GIVEN TASK » Reproduce each line that includes the word "Dashboard".

****************

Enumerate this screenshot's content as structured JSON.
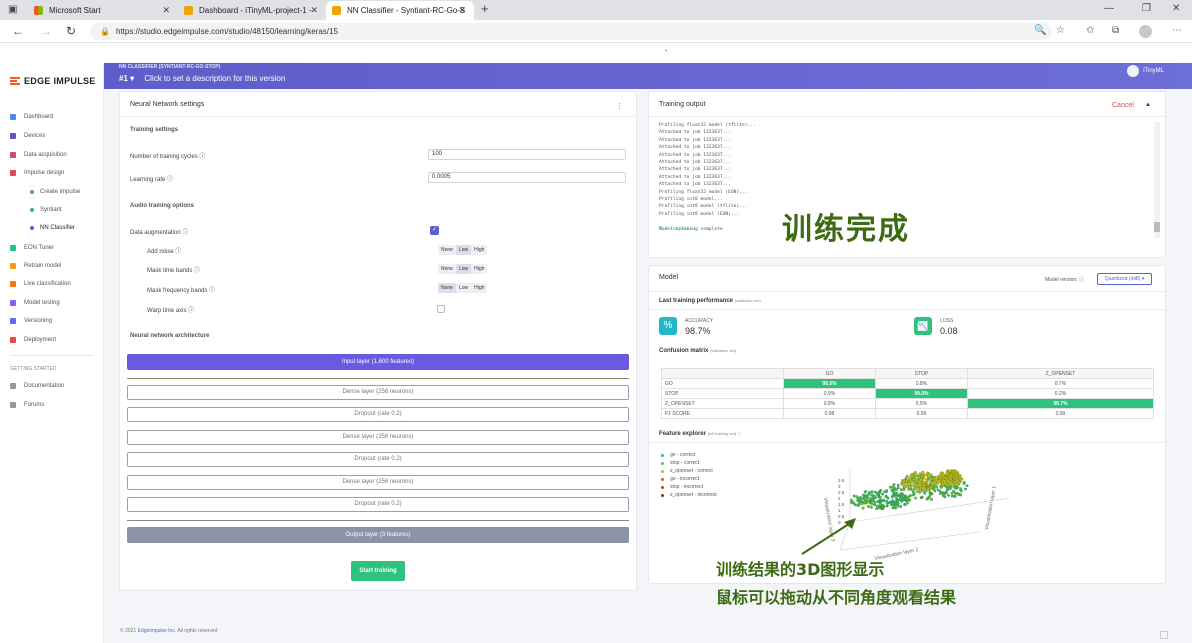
{
  "browser": {
    "tabs": [
      {
        "label": "Microsoft Start",
        "active": false
      },
      {
        "label": "Dashboard - iTinyML-project-1 -",
        "active": false
      },
      {
        "label": "NN Classifier - Syntiant-RC-Go-S",
        "active": true
      }
    ],
    "new_tab": "+",
    "url": "https://studio.edgeimpulse.com/studio/48150/learning/keras/15"
  },
  "sidebar": {
    "logo": "EDGE IMPULSE",
    "items": [
      {
        "label": "Dashboard",
        "color": "#4a90d9"
      },
      {
        "label": "Devices",
        "color": "#5b57d1"
      },
      {
        "label": "Data acquisition",
        "color": "#d04a7a"
      },
      {
        "label": "Impulse design",
        "color": "#e5484d"
      },
      {
        "label": "Create impulse",
        "sub": true
      },
      {
        "label": "Syntiant",
        "sub": true
      },
      {
        "label": "NN Classifier",
        "sub": true,
        "active": true
      },
      {
        "label": "EON Tuner",
        "color": "#2ec27e"
      },
      {
        "label": "Retrain model",
        "color": "#f59e0b"
      },
      {
        "label": "Live classification",
        "color": "#f97316"
      },
      {
        "label": "Model testing",
        "color": "#8b5cf6"
      },
      {
        "label": "Versioning",
        "color": "#6366f1"
      },
      {
        "label": "Deployment",
        "color": "#ef4444"
      }
    ],
    "getting_started": "GETTING STARTED",
    "extra": [
      {
        "label": "Documentation"
      },
      {
        "label": "Forums"
      }
    ]
  },
  "header": {
    "project": "NN CLASSIFIER (SYNTIANT-RC-GO-STOP)",
    "version": "#1 ▾",
    "description": "Click to set a description for this version",
    "user": "iTinyML"
  },
  "settings": {
    "title": "Neural Network settings",
    "training_settings": "Training settings",
    "cycles_label": "Number of training cycles ⓘ",
    "cycles_value": "100",
    "lr_label": "Learning rate ⓘ",
    "lr_value": "0.0005",
    "audio_title": "Audio training options",
    "augmentation_label": "Data augmentation ⓘ",
    "add_noise": "Add noise ⓘ",
    "mask_time": "Mask time bands ⓘ",
    "mask_freq": "Mask frequency bands ⓘ",
    "warp_time": "Warp time axis ⓘ",
    "options": [
      "None",
      "Low",
      "High"
    ],
    "arch_title": "Neural network architecture",
    "input_layer": "Input layer (1,600 features)",
    "layers": [
      "Dense layer (256 neurons)",
      "Dropout (rate 0.2)",
      "Dense layer (256 neurons)",
      "Dropout (rate 0.2)",
      "Dense layer (256 neurons)",
      "Dropout (rate 0.2)"
    ],
    "output_layer": "Output layer (3 features)",
    "start_button": "Start training"
  },
  "training_output": {
    "title": "Training output",
    "cancel": "Cancel",
    "lines": [
      "Profiling float32 model (tflite)...",
      "Attached to job 1323637...",
      "Attached to job 1323637...",
      "Attached to job 1323637...",
      "Attached to job 1323637...",
      "Attached to job 1323637...",
      "Attached to job 1323637...",
      "Attached to job 1323637...",
      "Attached to job 1323637...",
      "Profiling float32 model (EON)...",
      "Profiling int8 model...",
      "Profiling int8 model (tflite)...",
      "Profiling int8 model (EON)...",
      "",
      "Model training complete"
    ],
    "done": "Job completed"
  },
  "model": {
    "title": "Model",
    "version_label": "Model version: ⓘ",
    "version_value": "Quantized (int8) ▾",
    "last_perf": "Last training performance",
    "last_perf_sub": "(validation set)",
    "accuracy_label": "ACCURACY",
    "accuracy_value": "98.7%",
    "loss_label": "LOSS",
    "loss_value": "0.08",
    "cm_title": "Confusion matrix",
    "cm_sub": "(validation set)",
    "cm_cols": [
      "GO",
      "STOP",
      "Z_OPENSET"
    ],
    "cm_rows": [
      {
        "label": "GO",
        "cells": [
          "98.5%",
          "0.8%",
          "0.7%"
        ],
        "hl": 0
      },
      {
        "label": "STOP",
        "cells": [
          "0.9%",
          "99.0%",
          "0.2%"
        ],
        "hl": 1
      },
      {
        "label": "Z_OPENSET",
        "cells": [
          "0.8%",
          "0.5%",
          "98.7%"
        ],
        "hl": 2
      },
      {
        "label": "F1 SCORE",
        "cells": [
          "0.98",
          "0.99",
          "0.99"
        ],
        "hl": -1
      }
    ],
    "fe_title": "Feature explorer",
    "fe_sub": "(full training set) ⓘ",
    "legend": [
      {
        "label": "go - correct",
        "color": "#2ec27e"
      },
      {
        "label": "stop - correct",
        "color": "#6abf2e"
      },
      {
        "label": "z_openset - correct",
        "color": "#b7c52c"
      },
      {
        "label": "go - incorrect",
        "color": "#e5484d"
      },
      {
        "label": "stop - incorrect",
        "color": "#c0392b"
      },
      {
        "label": "z_openset - incorrect",
        "color": "#8e2b22"
      }
    ],
    "axis_labels": [
      "Visualization layer 1",
      "Visualization layer 2",
      "Visualization layer 3"
    ],
    "ticks": [
      "3.5",
      "3",
      "2.5",
      "2",
      "1.5",
      "1",
      "0.5",
      "0"
    ]
  },
  "annotations": {
    "done": "训练完成",
    "line1": "训练结果的3D图形显示",
    "line2": "鼠标可以拖动从不同角度观看结果"
  },
  "footer": {
    "copyright": "© 2021 ",
    "brand": "EdgeImpulse Inc.",
    "rest": " All rights reserved"
  }
}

****************

THE RESPONSE »
        "label": "Dashboard - iTinyML-project-1 -",
        "label": "Dashboard",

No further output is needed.